• [What is being asked]: Copy every line of the entries below, requests included, and multiply each bounding-box coordinate in the answers by 2.25, rounding to the nearest whole number with halves rounded up. Leave the numbers in the requests unchanged.

• [Data for the task]:
----------

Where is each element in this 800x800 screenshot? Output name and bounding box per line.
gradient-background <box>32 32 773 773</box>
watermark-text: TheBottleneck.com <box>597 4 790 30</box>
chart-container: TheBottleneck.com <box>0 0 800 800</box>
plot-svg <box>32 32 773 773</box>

----------

• [Final result]:
Where is each element in this 800x800 screenshot? Output name and bounding box per line.
gradient-background <box>72 72 1739 1739</box>
watermark-text: TheBottleneck.com <box>1343 9 1778 68</box>
chart-container: TheBottleneck.com <box>0 0 1800 1800</box>
plot-svg <box>72 72 1739 1739</box>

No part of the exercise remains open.